Your copy of the material below should match it exactly, except that it holds no pictures.

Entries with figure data
#####

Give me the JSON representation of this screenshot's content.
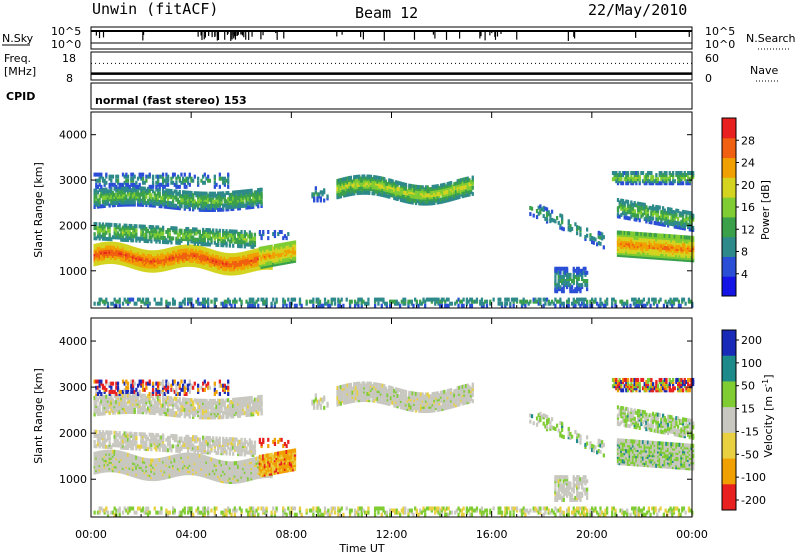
{
  "header": {
    "station": "Unwin (fitACF)",
    "beam": "Beam 12",
    "date": "22/May/2010"
  },
  "chart_data": [
    {
      "type": "line",
      "panel": "nsky-nsearch",
      "left_label": "N.Sky",
      "right_label": "N.Search",
      "left_ticks": [
        "10^5",
        "10^0"
      ],
      "right_ticks": [
        "10^5",
        "10^0"
      ]
    },
    {
      "type": "line",
      "panel": "freq-nave",
      "left_label_1": "Freq.",
      "left_label_2": "[MHz]",
      "right_label": "Nave",
      "left_ticks": [
        "18",
        "8"
      ],
      "right_ticks": [
        "60",
        "0"
      ],
      "freq_mhz": 10,
      "nave": 40
    },
    {
      "type": "table",
      "panel": "cpid",
      "label": "CPID",
      "text": "normal (fast stereo) 153"
    },
    {
      "type": "heatmap",
      "panel": "power",
      "ylabel": "Slant Range [km]",
      "ylim": [
        180,
        4500
      ],
      "yticks": [
        "1000",
        "2000",
        "3000",
        "4000"
      ],
      "colorbar_label": "Power [dB]",
      "colorbar_ticks": [
        "4",
        "8",
        "12",
        "16",
        "20",
        "24",
        "28"
      ],
      "colorbar_range": [
        0,
        32
      ],
      "colors": [
        "#1414e6",
        "#2a4fd6",
        "#2e8a8a",
        "#3aa04a",
        "#7fcc33",
        "#d4d420",
        "#f0a000",
        "#f06010",
        "#e82020"
      ]
    },
    {
      "type": "heatmap",
      "panel": "velocity",
      "ylabel": "Slant Range [km]",
      "ylim": [
        180,
        4500
      ],
      "yticks": [
        "1000",
        "2000",
        "3000",
        "4000"
      ],
      "colorbar_label": "Velocity [m s",
      "colorbar_label_sup": "-1",
      "colorbar_ticks": [
        "200",
        "100",
        "50",
        "15",
        "-15",
        "-50",
        "-100",
        "-200"
      ],
      "colors": {
        "pos_high": "#1a2ab8",
        "pos_mid": "#1e8a8a",
        "pos_low": "#7fcc33",
        "ground": "#c8c8c0",
        "neg_low": "#e8d040",
        "neg_mid": "#f0a000",
        "neg_high": "#e82020"
      }
    }
  ],
  "time_axis": {
    "label": "Time UT",
    "ticks": [
      "00:00",
      "04:00",
      "08:00",
      "12:00",
      "16:00",
      "20:00",
      "00:00"
    ],
    "range_hours": [
      0,
      24
    ]
  }
}
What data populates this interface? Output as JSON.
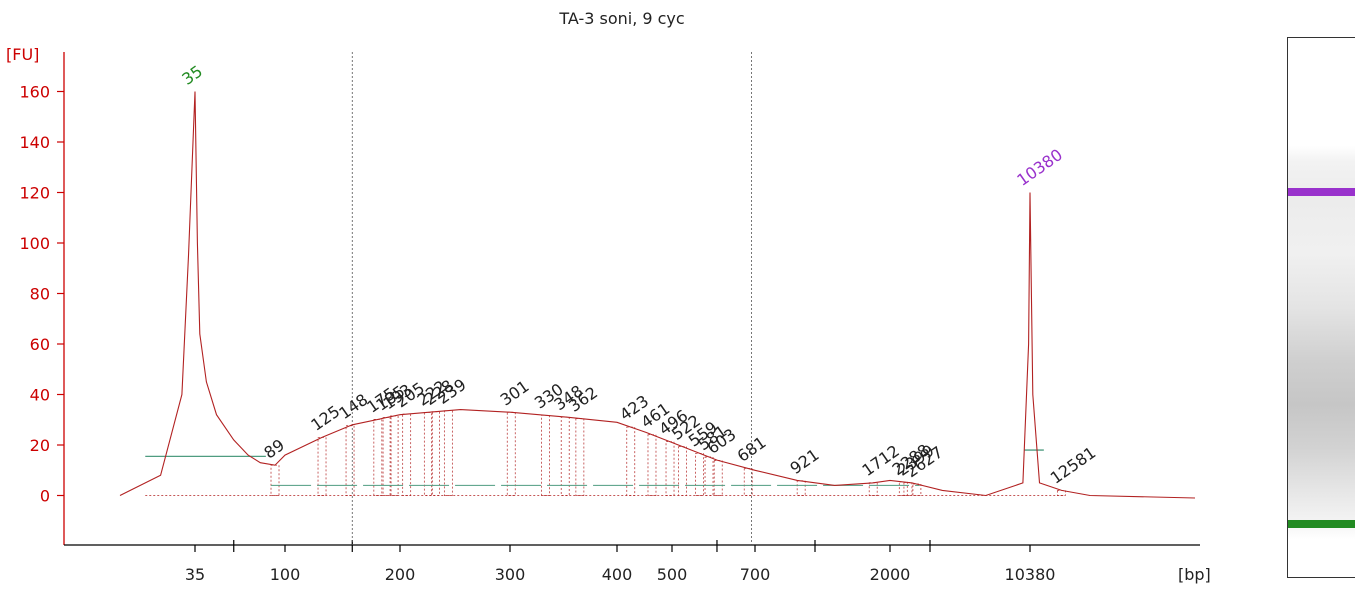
{
  "colors": {
    "axis": "#cc0000",
    "trace": "#b22222",
    "marker_lower": "#228b22",
    "marker_upper": "#9932cc",
    "baseline": "#4f9c80",
    "text": "#222222"
  },
  "chart_data": {
    "type": "line",
    "title": "TA-3 soni, 9 cyc",
    "ylabel": "[FU]",
    "xlabel": "[bp]",
    "ylim": [
      -18,
      175
    ],
    "yticks": [
      0,
      20,
      40,
      60,
      80,
      100,
      120,
      140,
      160
    ],
    "xticks": [
      "35",
      "100",
      "200",
      "300",
      "400",
      "500",
      "700",
      "2000",
      "10380"
    ],
    "x_scale": "sizing ladder (non-linear)",
    "series": [
      {
        "x": [
          25,
          30,
          33,
          34,
          35,
          36,
          37,
          40,
          45,
          55,
          65,
          75,
          89,
          100,
          125,
          150,
          200,
          250,
          300,
          350,
          400,
          450,
          500,
          600,
          700,
          900,
          1200,
          1700,
          2000,
          2500,
          3500,
          6000,
          9500,
          10200,
          10380,
          10560,
          11000,
          12600,
          15000,
          25000
        ],
        "y": [
          0,
          8,
          40,
          95,
          160,
          100,
          64,
          45,
          32,
          22,
          16,
          13,
          12,
          16,
          23,
          28,
          32,
          34,
          33,
          31,
          29,
          25,
          21,
          14,
          10,
          6,
          4,
          5,
          6,
          5,
          2,
          0,
          5,
          60,
          120,
          40,
          5,
          2,
          0,
          -1
        ]
      }
    ],
    "marker_peaks": [
      {
        "label": "35",
        "color": "#228b22"
      },
      {
        "label": "10380",
        "color": "#9932cc"
      }
    ],
    "peak_labels": [
      "89",
      "125",
      "148",
      "175",
      "185",
      "193",
      "205",
      "222",
      "228",
      "239",
      "301",
      "330",
      "348",
      "362",
      "423",
      "461",
      "496",
      "522",
      "559",
      "581",
      "603",
      "681",
      "921",
      "1712",
      "2288",
      "2399",
      "2627",
      "12581"
    ]
  },
  "gel": {
    "bands": [
      {
        "name": "upper-marker",
        "color": "#9932cc"
      },
      {
        "name": "lower-marker",
        "color": "#228b22"
      }
    ]
  }
}
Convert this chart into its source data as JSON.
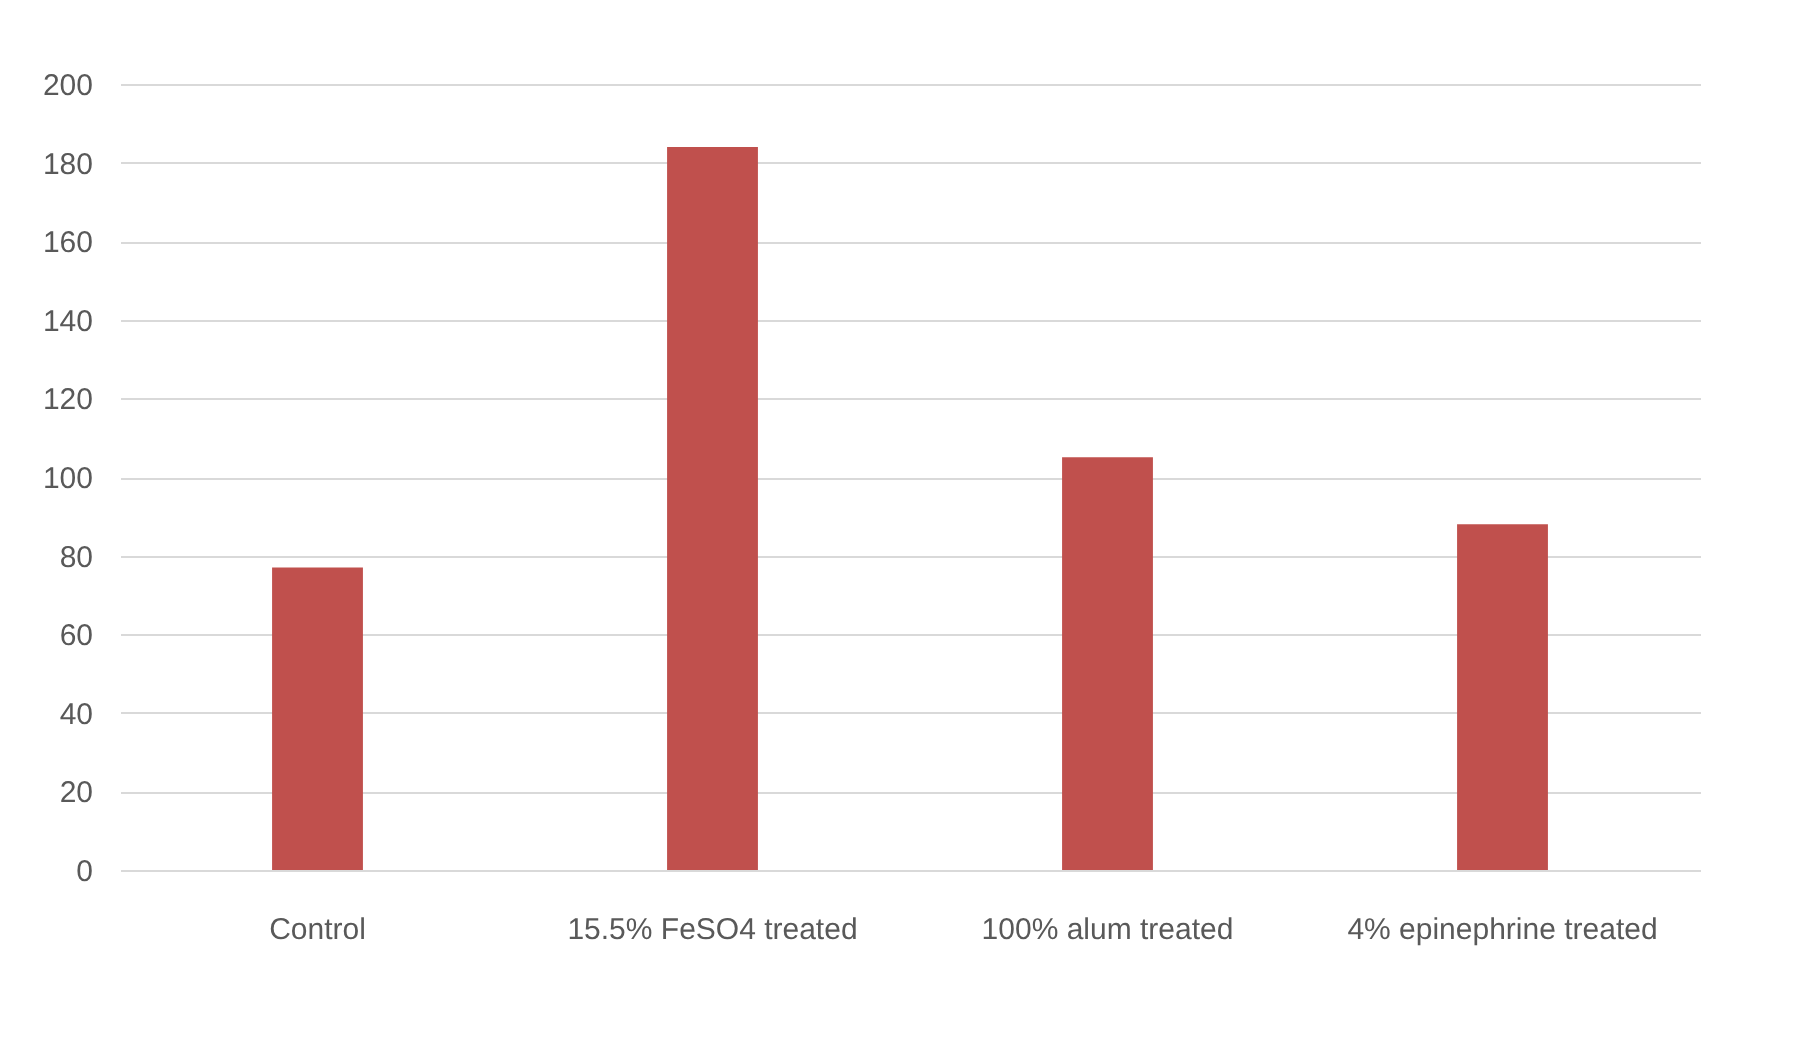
{
  "chart_data": {
    "type": "bar",
    "categories": [
      "Control",
      "15.5% FeSO4 treated",
      "100% alum treated",
      "4% epinephrine treated"
    ],
    "values": [
      77,
      184,
      105,
      88
    ],
    "color": "#c0504d",
    "ylim": [
      0,
      200
    ],
    "yticks": [
      0,
      20,
      40,
      60,
      80,
      100,
      120,
      140,
      160,
      180,
      200
    ],
    "grid": "y"
  }
}
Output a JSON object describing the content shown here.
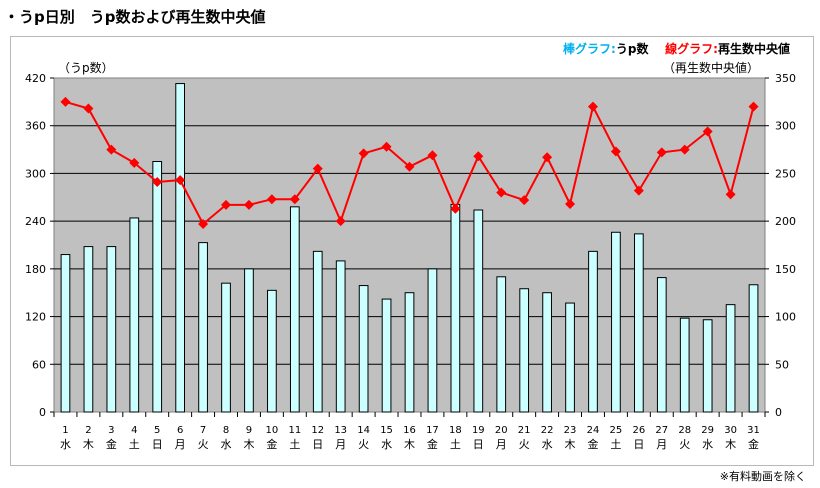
{
  "title": "・うp日別　うp数および再生数中央値",
  "legend": {
    "bar_label": "棒グラフ:",
    "bar_name": "うp数",
    "line_label": "線グラフ:",
    "line_name": "再生数中央値"
  },
  "note": "※有料動画を除く",
  "colors": {
    "plot_bg": "#c0c0c0",
    "bar_fill": "#ccffff",
    "bar_stroke": "#000000",
    "line": "#ff0000",
    "legend_bar_text": "#00b0f0",
    "legend_line_text": "#ff0000"
  },
  "chart_data": {
    "type": "bar+line",
    "y_left_label": "（うp数）",
    "y_right_label": "（再生数中央値）",
    "y_left_range": [
      0,
      420
    ],
    "y_left_ticks": [
      0,
      60,
      120,
      180,
      240,
      300,
      360,
      420
    ],
    "y_right_range": [
      0,
      350
    ],
    "y_right_ticks": [
      0,
      50,
      100,
      150,
      200,
      250,
      300,
      350
    ],
    "grid": "horizontal",
    "days": [
      "1",
      "2",
      "3",
      "4",
      "5",
      "6",
      "7",
      "8",
      "9",
      "10",
      "11",
      "12",
      "13",
      "14",
      "15",
      "16",
      "17",
      "18",
      "19",
      "20",
      "21",
      "22",
      "23",
      "24",
      "25",
      "26",
      "27",
      "28",
      "29",
      "30",
      "31"
    ],
    "weekdays": [
      "水",
      "木",
      "金",
      "土",
      "日",
      "月",
      "火",
      "水",
      "木",
      "金",
      "土",
      "日",
      "月",
      "火",
      "水",
      "木",
      "金",
      "土",
      "日",
      "月",
      "火",
      "水",
      "木",
      "金",
      "土",
      "日",
      "月",
      "火",
      "水",
      "木",
      "金"
    ],
    "series": [
      {
        "name": "うp数",
        "kind": "bar",
        "axis": "left",
        "values": [
          198,
          208,
          208,
          244,
          315,
          413,
          213,
          162,
          180,
          153,
          258,
          202,
          190,
          159,
          142,
          150,
          180,
          261,
          254,
          170,
          155,
          150,
          137,
          202,
          226,
          224,
          169,
          118,
          116,
          135,
          160
        ]
      },
      {
        "name": "再生数中央値",
        "kind": "line",
        "axis": "right",
        "values": [
          325,
          318,
          275,
          261,
          241,
          243,
          197,
          217,
          217,
          223,
          223,
          255,
          200,
          271,
          278,
          257,
          269,
          213,
          268,
          230,
          222,
          267,
          218,
          320,
          273,
          232,
          272,
          275,
          294,
          228,
          320
        ]
      }
    ]
  }
}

#####

◆ RESULT OF THIS EXERCISE:
Give me the JSON representation of this screenshot's content.
{
  "header": {
    "station": "Unwin (fitACF)",
    "beam": "Beam 12",
    "date": "22/May/2010"
  },
  "chart_data": [
    {
      "type": "line",
      "panel": "nsky-nsearch",
      "left_label": "N.Sky",
      "right_label": "N.Search",
      "left_ticks": [
        "10^5",
        "10^0"
      ],
      "right_ticks": [
        "10^5",
        "10^0"
      ]
    },
    {
      "type": "line",
      "panel": "freq-nave",
      "left_label_1": "Freq.",
      "left_label_2": "[MHz]",
      "right_label": "Nave",
      "left_ticks": [
        "18",
        "8"
      ],
      "right_ticks": [
        "60",
        "0"
      ],
      "freq_mhz": 10,
      "nave": 40
    },
    {
      "type": "table",
      "panel": "cpid",
      "label": "CPID",
      "text": "normal (fast stereo) 153"
    },
    {
      "type": "heatmap",
      "panel": "power",
      "ylabel": "Slant Range [km]",
      "ylim": [
        180,
        4500
      ],
      "yticks": [
        "1000",
        "2000",
        "3000",
        "4000"
      ],
      "colorbar_label": "Power [dB]",
      "colorbar_ticks": [
        "4",
        "8",
        "12",
        "16",
        "20",
        "24",
        "28"
      ],
      "colorbar_range": [
        0,
        32
      ],
      "colors": [
        "#1414e6",
        "#2a4fd6",
        "#2e8a8a",
        "#3aa04a",
        "#7fcc33",
        "#d4d420",
        "#f0a000",
        "#f06010",
        "#e82020"
      ]
    },
    {
      "type": "heatmap",
      "panel": "velocity",
      "ylabel": "Slant Range [km]",
      "ylim": [
        180,
        4500
      ],
      "yticks": [
        "1000",
        "2000",
        "3000",
        "4000"
      ],
      "colorbar_label": "Velocity [m s",
      "colorbar_label_sup": "-1",
      "colorbar_ticks": [
        "200",
        "100",
        "50",
        "15",
        "-15",
        "-50",
        "-100",
        "-200"
      ],
      "colors": {
        "pos_high": "#1a2ab8",
        "pos_mid": "#1e8a8a",
        "pos_low": "#7fcc33",
        "ground": "#c8c8c0",
        "neg_low": "#e8d040",
        "neg_mid": "#f0a000",
        "neg_high": "#e82020"
      }
    }
  ],
  "time_axis": {
    "label": "Time UT",
    "ticks": [
      "00:00",
      "04:00",
      "08:00",
      "12:00",
      "16:00",
      "20:00",
      "00:00"
    ],
    "range_hours": [
      0,
      24
    ]
  }
}
What data populates this interface? Output as JSON.
{
  "colors": {
    "axis": "#cc0000",
    "trace": "#b22222",
    "marker_lower": "#228b22",
    "marker_upper": "#9932cc",
    "baseline": "#4f9c80",
    "text": "#222222"
  },
  "chart_data": {
    "type": "line",
    "title": "TA-3 soni, 9 cyc",
    "ylabel": "[FU]",
    "xlabel": "[bp]",
    "ylim": [
      -18,
      175
    ],
    "yticks": [
      0,
      20,
      40,
      60,
      80,
      100,
      120,
      140,
      160
    ],
    "xticks": [
      "35",
      "100",
      "200",
      "300",
      "400",
      "500",
      "700",
      "2000",
      "10380"
    ],
    "x_scale": "sizing ladder (non-linear)",
    "series": [
      {
        "x": [
          25,
          30,
          33,
          34,
          35,
          36,
          37,
          40,
          45,
          55,
          65,
          75,
          89,
          100,
          125,
          150,
          200,
          250,
          300,
          350,
          400,
          450,
          500,
          600,
          700,
          900,
          1200,
          1700,
          2000,
          2500,
          3500,
          6000,
          9500,
          10200,
          10380,
          10560,
          11000,
          12600,
          15000,
          25000
        ],
        "y": [
          0,
          8,
          40,
          95,
          160,
          100,
          64,
          45,
          32,
          22,
          16,
          13,
          12,
          16,
          23,
          28,
          32,
          34,
          33,
          31,
          29,
          25,
          21,
          14,
          10,
          6,
          4,
          5,
          6,
          5,
          2,
          0,
          5,
          60,
          120,
          40,
          5,
          2,
          0,
          -1
        ]
      }
    ],
    "marker_peaks": [
      {
        "label": "35",
        "color": "#228b22"
      },
      {
        "label": "10380",
        "color": "#9932cc"
      }
    ],
    "peak_labels": [
      "89",
      "125",
      "148",
      "175",
      "185",
      "193",
      "205",
      "222",
      "228",
      "239",
      "301",
      "330",
      "348",
      "362",
      "423",
      "461",
      "496",
      "522",
      "559",
      "581",
      "603",
      "681",
      "921",
      "1712",
      "2288",
      "2399",
      "2627",
      "12581"
    ]
  },
  "gel": {
    "bands": [
      {
        "name": "upper-marker",
        "color": "#9932cc"
      },
      {
        "name": "lower-marker",
        "color": "#228b22"
      }
    ]
  }
}
Convert this chart into its source data as JSON.
{
  "chart_data": {
    "type": "bar",
    "categories": [
      "Control",
      "15.5% FeSO4 treated",
      "100% alum treated",
      "4% epinephrine treated"
    ],
    "values": [
      77,
      184,
      105,
      88
    ],
    "color": "#c0504d",
    "ylim": [
      0,
      200
    ],
    "yticks": [
      0,
      20,
      40,
      60,
      80,
      100,
      120,
      140,
      160,
      180,
      200
    ],
    "grid": "y"
  }
}
Output a JSON object describing the content shown here.
{
  "title": "・うp日別　うp数および再生数中央値",
  "legend": {
    "bar_label": "棒グラフ:",
    "bar_name": "うp数",
    "line_label": "線グラフ:",
    "line_name": "再生数中央値"
  },
  "note": "※有料動画を除く",
  "colors": {
    "plot_bg": "#c0c0c0",
    "bar_fill": "#ccffff",
    "bar_stroke": "#000000",
    "line": "#ff0000",
    "legend_bar_text": "#00b0f0",
    "legend_line_text": "#ff0000"
  },
  "chart_data": {
    "type": "bar+line",
    "y_left_label": "（うp数）",
    "y_right_label": "（再生数中央値）",
    "y_left_range": [
      0,
      420
    ],
    "y_left_ticks": [
      0,
      60,
      120,
      180,
      240,
      300,
      360,
      420
    ],
    "y_right_range": [
      0,
      350
    ],
    "y_right_ticks": [
      0,
      50,
      100,
      150,
      200,
      250,
      300,
      350
    ],
    "grid": "horizontal",
    "days": [
      "1",
      "2",
      "3",
      "4",
      "5",
      "6",
      "7",
      "8",
      "9",
      "10",
      "11",
      "12",
      "13",
      "14",
      "15",
      "16",
      "17",
      "18",
      "19",
      "20",
      "21",
      "22",
      "23",
      "24",
      "25",
      "26",
      "27",
      "28",
      "29",
      "30",
      "31"
    ],
    "weekdays": [
      "水",
      "木",
      "金",
      "土",
      "日",
      "月",
      "火",
      "水",
      "木",
      "金",
      "土",
      "日",
      "月",
      "火",
      "水",
      "木",
      "金",
      "土",
      "日",
      "月",
      "火",
      "水",
      "木",
      "金",
      "土",
      "日",
      "月",
      "火",
      "水",
      "木",
      "金"
    ],
    "series": [
      {
        "name": "うp数",
        "kind": "bar",
        "axis": "left",
        "values": [
          198,
          208,
          208,
          244,
          315,
          413,
          213,
          162,
          180,
          153,
          258,
          202,
          190,
          159,
          142,
          150,
          180,
          261,
          254,
          170,
          155,
          150,
          137,
          202,
          226,
          224,
          169,
          118,
          116,
          135,
          160
        ]
      },
      {
        "name": "再生数中央値",
        "kind": "line",
        "axis": "right",
        "values": [
          325,
          318,
          275,
          261,
          241,
          243,
          197,
          217,
          217,
          223,
          223,
          255,
          200,
          271,
          278,
          257,
          269,
          213,
          268,
          230,
          222,
          267,
          218,
          320,
          273,
          232,
          272,
          275,
          294,
          228,
          320
        ]
      }
    ]
  }
}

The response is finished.